# EXERCISE PROMPT
Return the entries below verbatim. Pictures stay out.
● ● ● ●
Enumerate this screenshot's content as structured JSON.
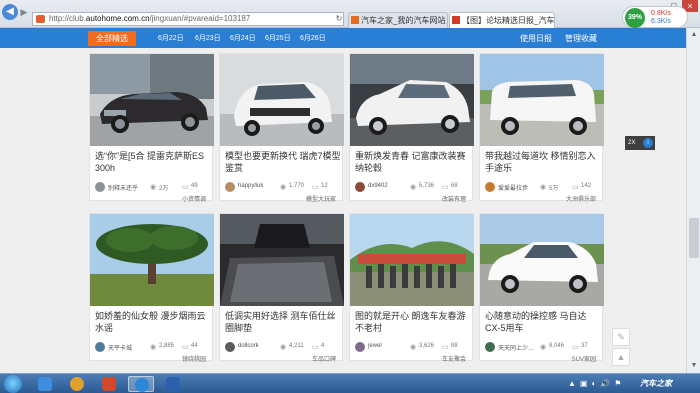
{
  "browser": {
    "address_url_prefix": "http://club.",
    "address_url_host": "autohome.com.cn",
    "address_url_path": "/jingxuan/#pvareaid=103187",
    "tabs": [
      {
        "label": "汽车之家_我的汽车网站，我的..."
      },
      {
        "label": "【图】论坛精选日报_汽车..."
      }
    ],
    "speed_percent": "39%",
    "speed_up": "0.8K/s",
    "speed_down": "6.3K/s"
  },
  "topbar": {
    "active": "全部精选",
    "dates": [
      "6月22日",
      "6月23日",
      "6月24日",
      "6月25日",
      "6月26日"
    ],
    "right_links": [
      "使用日报",
      "管理收藏"
    ]
  },
  "cards": [
    {
      "title": "选“你”是[5合 提雷克萨斯ES 300h",
      "user": "别释未还乎",
      "views": "2万",
      "comments": "49",
      "tag": "小资情调",
      "avatar_color": "#6d7f8f",
      "thumb": "lexus"
    },
    {
      "title": "模型也要更新换代 瑞虎7模型鉴赏",
      "user": "happyliuk",
      "views": "1,770",
      "comments": "12",
      "tag": "模型大玩家",
      "avatar_color": "#b68c62",
      "thumb": "suv-white"
    },
    {
      "title": "重新焕发青春 记富康改装赛纳轮毂",
      "user": "dx9402",
      "views": "5,736",
      "comments": "68",
      "tag": "改装有理",
      "avatar_color": "#8c4b3a",
      "thumb": "sedan-old"
    },
    {
      "title": "带我越过每道坎 移情别恋入手途乐",
      "user": "爱爱最拉步",
      "views": "5万",
      "comments": "142",
      "tag": "大洲俱乐部",
      "avatar_color": "#c77b30",
      "thumb": "patrol"
    },
    {
      "title": "如娇羞的仙女般 漫步烟雨云水谣",
      "user": "天平卡城",
      "views": "2,885",
      "comments": "44",
      "tag": "镜绕桃园",
      "avatar_color": "#4f7b9a",
      "thumb": "tree"
    },
    {
      "title": "低调实用好选择 测车佰仕丝圈脚垫",
      "user": "dollcork",
      "views": "4,211",
      "comments": "4",
      "tag": "车品口碑",
      "avatar_color": "#5b5b5b",
      "thumb": "interior"
    },
    {
      "title": "图的就是开心 朗逸车友春游不老村",
      "user": "jewel",
      "views": "3,626",
      "comments": "88",
      "tag": "车友聚会",
      "avatar_color": "#7d6c8a",
      "thumb": "group"
    },
    {
      "title": "心随意动的操控感 马自达CX-5用车",
      "user": "天天同上少…",
      "views": "8,046",
      "comments": "37",
      "tag": "SUV家园",
      "avatar_color": "#3f6e4f",
      "thumb": "cx5"
    }
  ],
  "side_float": {
    "label": "2X",
    "info_icon": "i"
  },
  "icons": {
    "nav_back": "arrow-left-icon",
    "eye": "eye-icon",
    "comment": "comment-icon"
  },
  "taskbar": {
    "tray_icons": [
      "▲",
      "▣",
      "◐",
      "🔊",
      "⚑"
    ],
    "watermark": "汽车之家"
  },
  "colors": {
    "accent_blue": "#2a7ed3",
    "accent_orange": "#f26c1f"
  }
}
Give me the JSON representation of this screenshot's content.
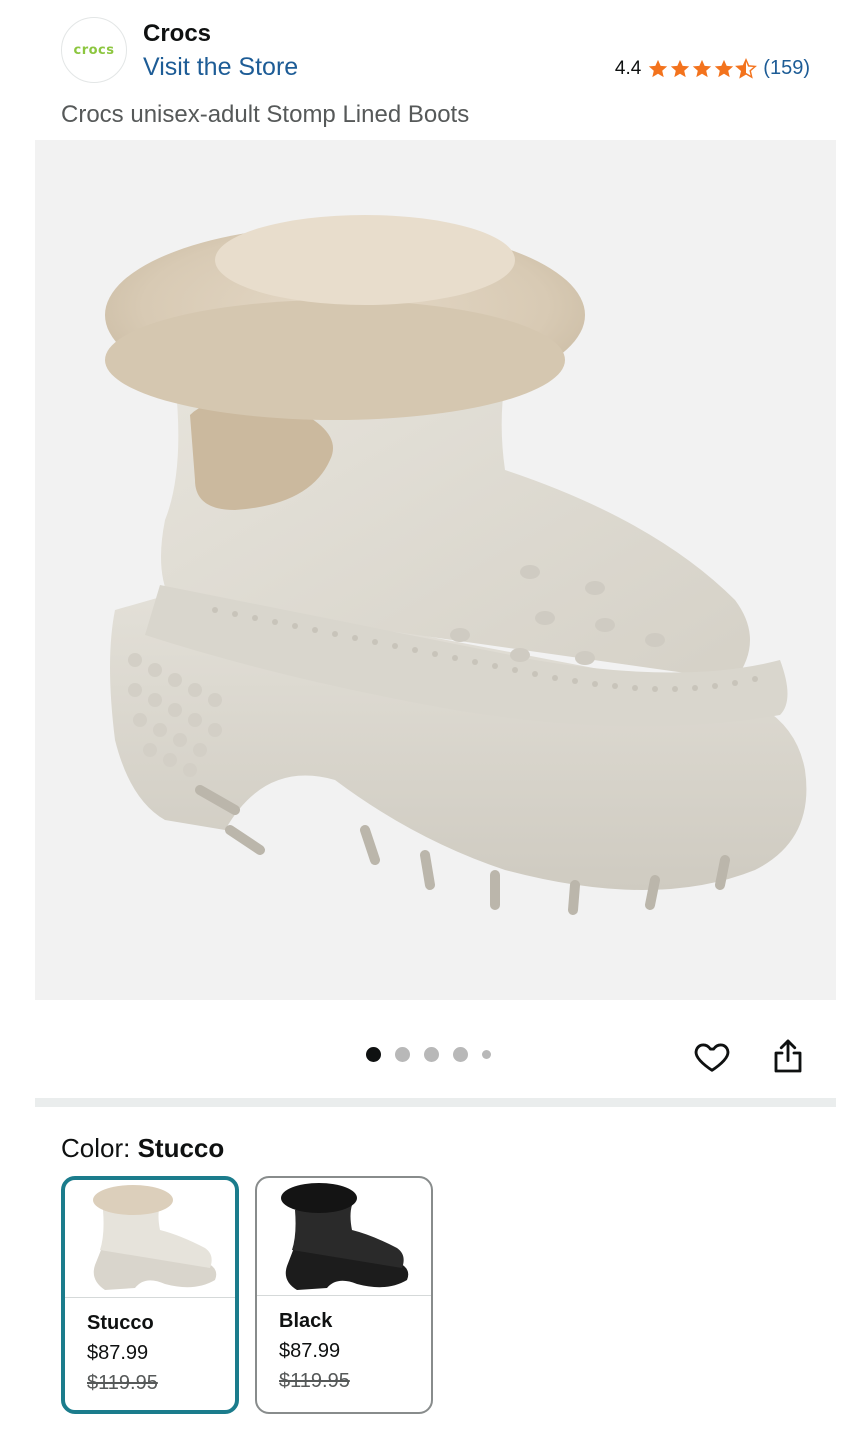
{
  "brand": {
    "logo_text": "crocs",
    "name": "Crocs",
    "visit_store": "Visit the Store",
    "accent_color": "#8cc63f"
  },
  "rating": {
    "value": "4.4",
    "stars": 4.4,
    "count": "(159)",
    "star_color": "#f3731d"
  },
  "product": {
    "title": "Crocs unisex-adult Stomp Lined Boots"
  },
  "gallery": {
    "image_count": 5,
    "active_index": 0,
    "icons": [
      "heart-icon",
      "share-icon"
    ]
  },
  "color": {
    "label": "Color: ",
    "selected": "Stucco",
    "options": [
      {
        "name": "Stucco",
        "price": "$87.99",
        "list_price": "$119.95",
        "selected": true
      },
      {
        "name": "Black",
        "price": "$87.99",
        "list_price": "$119.95",
        "selected": false
      }
    ],
    "selected_border_color": "#1b7c8c"
  }
}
● ● ● ●
# RESPONSE
Enumerate this screenshot's content as structured JSON.
{
  "browser": {
    "address_url_prefix": "http://club.",
    "address_url_host": "autohome.com.cn",
    "address_url_path": "/jingxuan/#pvareaid=103187",
    "tabs": [
      {
        "label": "汽车之家_我的汽车网站，我的..."
      },
      {
        "label": "【图】论坛精选日报_汽车..."
      }
    ],
    "speed_percent": "39%",
    "speed_up": "0.8K/s",
    "speed_down": "6.3K/s"
  },
  "topbar": {
    "active": "全部精选",
    "dates": [
      "6月22日",
      "6月23日",
      "6月24日",
      "6月25日",
      "6月26日"
    ],
    "right_links": [
      "使用日报",
      "管理收藏"
    ]
  },
  "cards": [
    {
      "title": "选“你”是[5合 提雷克萨斯ES 300h",
      "user": "别释未还乎",
      "views": "2万",
      "comments": "49",
      "tag": "小资情调",
      "avatar_color": "#6d7f8f",
      "thumb": "lexus"
    },
    {
      "title": "模型也要更新换代 瑞虎7模型鉴赏",
      "user": "happyliuk",
      "views": "1,770",
      "comments": "12",
      "tag": "模型大玩家",
      "avatar_color": "#b68c62",
      "thumb": "suv-white"
    },
    {
      "title": "重新焕发青春 记富康改装赛纳轮毂",
      "user": "dx9402",
      "views": "5,736",
      "comments": "68",
      "tag": "改装有理",
      "avatar_color": "#8c4b3a",
      "thumb": "sedan-old"
    },
    {
      "title": "带我越过每道坎 移情别恋入手途乐",
      "user": "爱爱最拉步",
      "views": "5万",
      "comments": "142",
      "tag": "大洲俱乐部",
      "avatar_color": "#c77b30",
      "thumb": "patrol"
    },
    {
      "title": "如娇羞的仙女般 漫步烟雨云水谣",
      "user": "天平卡城",
      "views": "2,885",
      "comments": "44",
      "tag": "镜绕桃园",
      "avatar_color": "#4f7b9a",
      "thumb": "tree"
    },
    {
      "title": "低调实用好选择 测车佰仕丝圈脚垫",
      "user": "dollcork",
      "views": "4,211",
      "comments": "4",
      "tag": "车品口碑",
      "avatar_color": "#5b5b5b",
      "thumb": "interior"
    },
    {
      "title": "图的就是开心 朗逸车友春游不老村",
      "user": "jewel",
      "views": "3,626",
      "comments": "88",
      "tag": "车友聚会",
      "avatar_color": "#7d6c8a",
      "thumb": "group"
    },
    {
      "title": "心随意动的操控感 马自达CX-5用车",
      "user": "天天同上少…",
      "views": "8,046",
      "comments": "37",
      "tag": "SUV家园",
      "avatar_color": "#3f6e4f",
      "thumb": "cx5"
    }
  ],
  "side_float": {
    "label": "2X",
    "info_icon": "i"
  },
  "icons": {
    "nav_back": "arrow-left-icon",
    "eye": "eye-icon",
    "comment": "comment-icon"
  },
  "taskbar": {
    "tray_icons": [
      "▲",
      "▣",
      "◐",
      "🔊",
      "⚑"
    ],
    "watermark": "汽车之家"
  },
  "colors": {
    "accent_blue": "#2a7ed3",
    "accent_orange": "#f26c1f"
  }
}
Give me the JSON representation of this screenshot's content.
{
  "brand": {
    "logo_text": "crocs",
    "name": "Crocs",
    "visit_store": "Visit the Store",
    "accent_color": "#8cc63f"
  },
  "rating": {
    "value": "4.4",
    "stars": 4.4,
    "count": "(159)",
    "star_color": "#f3731d"
  },
  "product": {
    "title": "Crocs unisex-adult Stomp Lined Boots"
  },
  "gallery": {
    "image_count": 5,
    "active_index": 0,
    "icons": [
      "heart-icon",
      "share-icon"
    ]
  },
  "color": {
    "label": "Color: ",
    "selected": "Stucco",
    "options": [
      {
        "name": "Stucco",
        "price": "$87.99",
        "list_price": "$119.95",
        "selected": true
      },
      {
        "name": "Black",
        "price": "$87.99",
        "list_price": "$119.95",
        "selected": false
      }
    ],
    "selected_border_color": "#1b7c8c"
  }
}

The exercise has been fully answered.